▶ _TASK REQUIREMENTS_
Go through the material below and copy each line where the word "JSON" appears.
===
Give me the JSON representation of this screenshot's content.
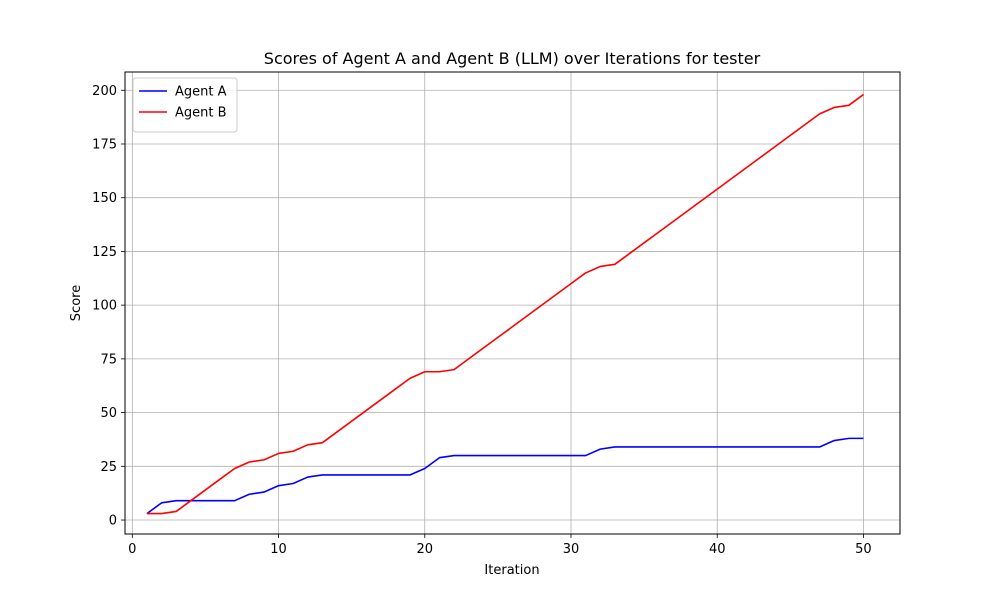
{
  "chart_data": {
    "type": "line",
    "title": "Scores of Agent A and Agent B (LLM) over Iterations for tester",
    "xlabel": "Iteration",
    "ylabel": "Score",
    "xlim": [
      -0.5,
      52.5
    ],
    "ylim": [
      -6.5,
      208.5
    ],
    "xticks": [
      0,
      10,
      20,
      30,
      40,
      50
    ],
    "yticks": [
      0,
      25,
      50,
      75,
      100,
      125,
      150,
      175,
      200
    ],
    "grid": true,
    "legend_position": "top-left",
    "x": [
      1,
      2,
      3,
      4,
      5,
      6,
      7,
      8,
      9,
      10,
      11,
      12,
      13,
      14,
      15,
      16,
      17,
      18,
      19,
      20,
      21,
      22,
      23,
      24,
      25,
      26,
      27,
      28,
      29,
      30,
      31,
      32,
      33,
      34,
      35,
      36,
      37,
      38,
      39,
      40,
      41,
      42,
      43,
      44,
      45,
      46,
      47,
      48,
      49,
      50
    ],
    "series": [
      {
        "name": "Agent A",
        "color": "#0000ff",
        "values": [
          3,
          8,
          9,
          9,
          9,
          9,
          9,
          12,
          13,
          16,
          17,
          20,
          21,
          21,
          21,
          21,
          21,
          21,
          21,
          24,
          29,
          30,
          30,
          30,
          30,
          30,
          30,
          30,
          30,
          30,
          30,
          33,
          34,
          34,
          34,
          34,
          34,
          34,
          34,
          34,
          34,
          34,
          34,
          34,
          34,
          34,
          34,
          37,
          38,
          38
        ]
      },
      {
        "name": "Agent B",
        "color": "#ff0000",
        "values": [
          3,
          3,
          4,
          9,
          14,
          19,
          24,
          27,
          28,
          31,
          32,
          35,
          36,
          41,
          46,
          51,
          56,
          61,
          66,
          69,
          69,
          70,
          75,
          80,
          85,
          90,
          95,
          100,
          105,
          110,
          115,
          118,
          119,
          124,
          129,
          134,
          139,
          144,
          149,
          154,
          159,
          164,
          169,
          174,
          179,
          184,
          189,
          192,
          193,
          198
        ]
      }
    ]
  }
}
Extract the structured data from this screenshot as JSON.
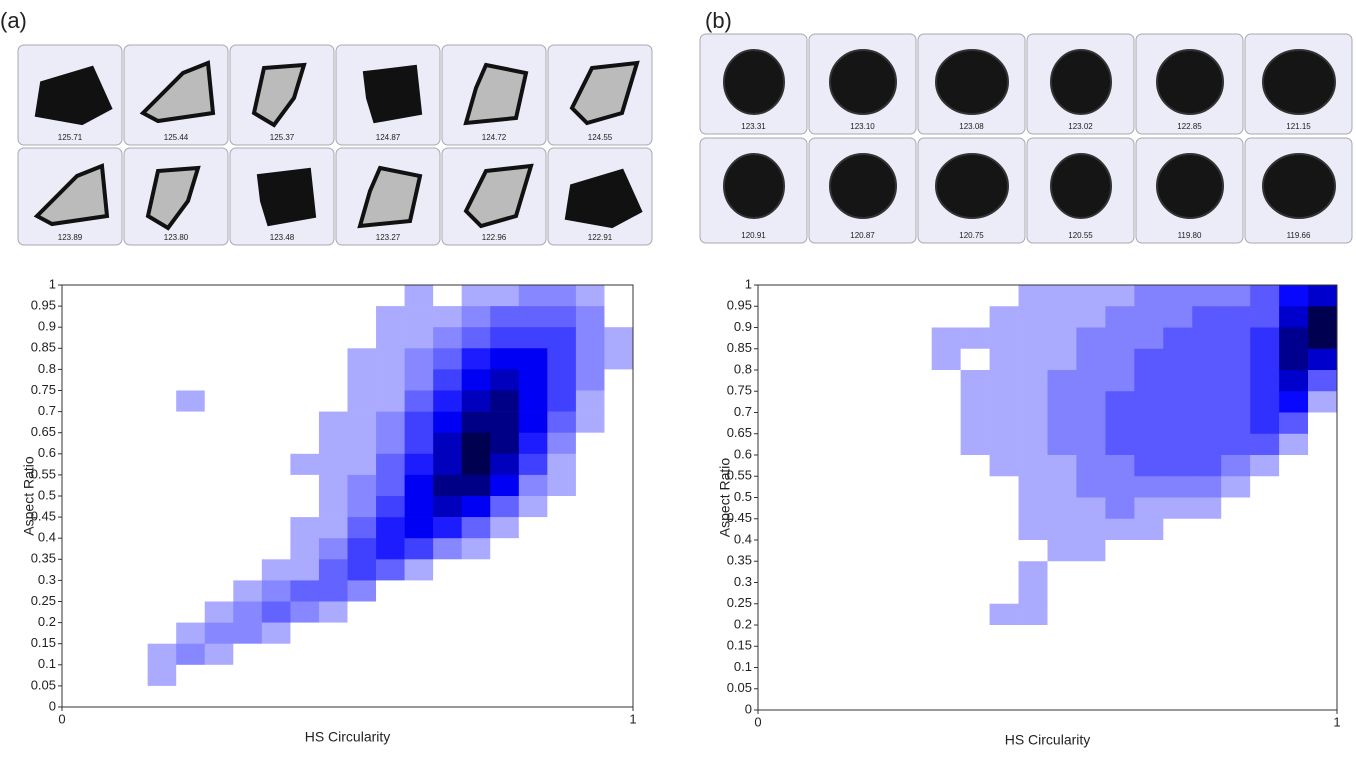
{
  "chart_data": [
    {
      "type": "heatmap",
      "panel": "(a)",
      "xlabel": "HS Circularity",
      "ylabel": "Aspect Ratio",
      "xlim": [
        0,
        1
      ],
      "ylim": [
        0,
        1
      ],
      "xticks": [
        0,
        1
      ],
      "yticks": [
        0,
        0.05,
        0.1,
        0.15,
        0.2,
        0.25,
        0.3,
        0.35,
        0.4,
        0.45,
        0.5,
        0.55,
        0.6,
        0.65,
        0.7,
        0.75,
        0.8,
        0.85,
        0.9,
        0.95,
        1
      ],
      "color": "#0000ff",
      "thumbnails": [
        [
          "125.71",
          "125.44",
          "125.37",
          "124.87",
          "124.72",
          "124.55"
        ],
        [
          "123.89",
          "123.80",
          "123.48",
          "123.27",
          "122.96",
          "122.91"
        ]
      ],
      "z": [
        [
          0,
          0,
          0,
          0,
          0,
          0,
          0,
          0,
          0,
          0,
          0,
          0,
          1,
          0,
          1,
          1,
          2,
          2,
          1,
          0
        ],
        [
          0,
          0,
          0,
          0,
          0,
          0,
          0,
          0,
          0,
          0,
          0,
          1,
          1,
          1,
          2,
          3,
          3,
          3,
          2,
          0
        ],
        [
          0,
          0,
          0,
          0,
          0,
          0,
          0,
          0,
          0,
          0,
          0,
          1,
          1,
          2,
          3,
          4,
          4,
          4,
          2,
          1
        ],
        [
          0,
          0,
          0,
          0,
          0,
          0,
          0,
          0,
          0,
          0,
          1,
          1,
          2,
          3,
          5,
          6,
          6,
          4,
          2,
          1
        ],
        [
          0,
          0,
          0,
          0,
          0,
          0,
          0,
          0,
          0,
          0,
          1,
          1,
          2,
          4,
          6,
          7,
          6,
          4,
          2,
          0
        ],
        [
          0,
          0,
          0,
          0,
          1,
          0,
          0,
          0,
          0,
          0,
          1,
          1,
          3,
          5,
          7,
          8,
          6,
          4,
          1,
          0
        ],
        [
          0,
          0,
          0,
          0,
          0,
          0,
          0,
          0,
          0,
          1,
          1,
          2,
          4,
          6,
          8,
          8,
          6,
          3,
          1,
          0
        ],
        [
          0,
          0,
          0,
          0,
          0,
          0,
          0,
          0,
          0,
          1,
          1,
          2,
          4,
          7,
          9,
          8,
          5,
          2,
          0,
          0
        ],
        [
          0,
          0,
          0,
          0,
          0,
          0,
          0,
          0,
          1,
          1,
          1,
          3,
          5,
          7,
          9,
          7,
          4,
          1,
          0,
          0
        ],
        [
          0,
          0,
          0,
          0,
          0,
          0,
          0,
          0,
          0,
          1,
          2,
          3,
          6,
          8,
          8,
          6,
          2,
          1,
          0,
          0
        ],
        [
          0,
          0,
          0,
          0,
          0,
          0,
          0,
          0,
          0,
          1,
          2,
          4,
          6,
          7,
          6,
          3,
          1,
          0,
          0,
          0
        ],
        [
          0,
          0,
          0,
          0,
          0,
          0,
          0,
          0,
          1,
          1,
          3,
          5,
          6,
          5,
          3,
          1,
          0,
          0,
          0,
          0
        ],
        [
          0,
          0,
          0,
          0,
          0,
          0,
          0,
          0,
          1,
          2,
          4,
          5,
          4,
          2,
          1,
          0,
          0,
          0,
          0,
          0
        ],
        [
          0,
          0,
          0,
          0,
          0,
          0,
          0,
          1,
          1,
          3,
          4,
          3,
          1,
          0,
          0,
          0,
          0,
          0,
          0,
          0
        ],
        [
          0,
          0,
          0,
          0,
          0,
          0,
          1,
          2,
          3,
          3,
          2,
          0,
          0,
          0,
          0,
          0,
          0,
          0,
          0,
          0
        ],
        [
          0,
          0,
          0,
          0,
          0,
          1,
          2,
          3,
          2,
          1,
          0,
          0,
          0,
          0,
          0,
          0,
          0,
          0,
          0,
          0
        ],
        [
          0,
          0,
          0,
          0,
          1,
          2,
          2,
          1,
          0,
          0,
          0,
          0,
          0,
          0,
          0,
          0,
          0,
          0,
          0,
          0
        ],
        [
          0,
          0,
          0,
          1,
          2,
          1,
          0,
          0,
          0,
          0,
          0,
          0,
          0,
          0,
          0,
          0,
          0,
          0,
          0,
          0
        ],
        [
          0,
          0,
          0,
          1,
          0,
          0,
          0,
          0,
          0,
          0,
          0,
          0,
          0,
          0,
          0,
          0,
          0,
          0,
          0,
          0
        ],
        [
          0,
          0,
          0,
          0,
          0,
          0,
          0,
          0,
          0,
          0,
          0,
          0,
          0,
          0,
          0,
          0,
          0,
          0,
          0,
          0
        ]
      ]
    },
    {
      "type": "heatmap",
      "panel": "(b)",
      "xlabel": "HS Circularity",
      "ylabel": "Aspect Ratio",
      "xlim": [
        0,
        1
      ],
      "ylim": [
        0,
        1
      ],
      "xticks": [
        0,
        1
      ],
      "yticks": [
        0,
        0.05,
        0.1,
        0.15,
        0.2,
        0.25,
        0.3,
        0.35,
        0.4,
        0.45,
        0.5,
        0.55,
        0.6,
        0.65,
        0.7,
        0.75,
        0.8,
        0.85,
        0.9,
        0.95,
        1
      ],
      "color": "#0000ff",
      "thumbnails": [
        [
          "123.31",
          "123.10",
          "123.08",
          "123.02",
          "122.85",
          "121.15"
        ],
        [
          "120.91",
          "120.87",
          "120.75",
          "120.55",
          "119.80",
          "119.66"
        ]
      ],
      "z": [
        [
          0,
          0,
          0,
          0,
          0,
          0,
          0,
          0,
          0,
          1,
          1,
          1,
          1,
          2,
          2,
          2,
          2,
          3,
          5,
          6
        ],
        [
          0,
          0,
          0,
          0,
          0,
          0,
          0,
          0,
          1,
          1,
          1,
          1,
          2,
          2,
          2,
          3,
          3,
          3,
          6,
          8
        ],
        [
          0,
          0,
          0,
          0,
          0,
          0,
          1,
          1,
          1,
          1,
          1,
          2,
          2,
          2,
          3,
          3,
          3,
          4,
          7,
          8
        ],
        [
          0,
          0,
          0,
          0,
          0,
          0,
          1,
          0,
          1,
          1,
          1,
          2,
          2,
          3,
          3,
          3,
          3,
          4,
          7,
          6
        ],
        [
          0,
          0,
          0,
          0,
          0,
          0,
          0,
          1,
          1,
          1,
          2,
          2,
          2,
          3,
          3,
          3,
          3,
          4,
          6,
          3
        ],
        [
          0,
          0,
          0,
          0,
          0,
          0,
          0,
          1,
          1,
          1,
          2,
          2,
          3,
          3,
          3,
          3,
          3,
          4,
          5,
          1
        ],
        [
          0,
          0,
          0,
          0,
          0,
          0,
          0,
          1,
          1,
          1,
          2,
          2,
          3,
          3,
          3,
          3,
          3,
          4,
          3,
          0
        ],
        [
          0,
          0,
          0,
          0,
          0,
          0,
          0,
          1,
          1,
          1,
          2,
          2,
          3,
          3,
          3,
          3,
          3,
          3,
          1,
          0
        ],
        [
          0,
          0,
          0,
          0,
          0,
          0,
          0,
          0,
          1,
          1,
          1,
          2,
          2,
          3,
          3,
          3,
          2,
          1,
          0,
          0
        ],
        [
          0,
          0,
          0,
          0,
          0,
          0,
          0,
          0,
          0,
          1,
          1,
          2,
          2,
          2,
          2,
          2,
          1,
          0,
          0,
          0
        ],
        [
          0,
          0,
          0,
          0,
          0,
          0,
          0,
          0,
          0,
          1,
          1,
          1,
          2,
          1,
          1,
          1,
          0,
          0,
          0,
          0
        ],
        [
          0,
          0,
          0,
          0,
          0,
          0,
          0,
          0,
          0,
          1,
          1,
          1,
          1,
          1,
          0,
          0,
          0,
          0,
          0,
          0
        ],
        [
          0,
          0,
          0,
          0,
          0,
          0,
          0,
          0,
          0,
          0,
          1,
          1,
          0,
          0,
          0,
          0,
          0,
          0,
          0,
          0
        ],
        [
          0,
          0,
          0,
          0,
          0,
          0,
          0,
          0,
          0,
          1,
          0,
          0,
          0,
          0,
          0,
          0,
          0,
          0,
          0,
          0
        ],
        [
          0,
          0,
          0,
          0,
          0,
          0,
          0,
          0,
          0,
          1,
          0,
          0,
          0,
          0,
          0,
          0,
          0,
          0,
          0,
          0
        ],
        [
          0,
          0,
          0,
          0,
          0,
          0,
          0,
          0,
          1,
          1,
          0,
          0,
          0,
          0,
          0,
          0,
          0,
          0,
          0,
          0
        ],
        [
          0,
          0,
          0,
          0,
          0,
          0,
          0,
          0,
          0,
          0,
          0,
          0,
          0,
          0,
          0,
          0,
          0,
          0,
          0,
          0
        ],
        [
          0,
          0,
          0,
          0,
          0,
          0,
          0,
          0,
          0,
          0,
          0,
          0,
          0,
          0,
          0,
          0,
          0,
          0,
          0,
          0
        ],
        [
          0,
          0,
          0,
          0,
          0,
          0,
          0,
          0,
          0,
          0,
          0,
          0,
          0,
          0,
          0,
          0,
          0,
          0,
          0,
          0
        ],
        [
          0,
          0,
          0,
          0,
          0,
          0,
          0,
          0,
          0,
          0,
          0,
          0,
          0,
          0,
          0,
          0,
          0,
          0,
          0,
          0
        ]
      ]
    }
  ]
}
===
▶ _THE RESPONSE_
Give me the JSON representation of this screenshot's content.
Extract the structured data from this screenshot as JSON.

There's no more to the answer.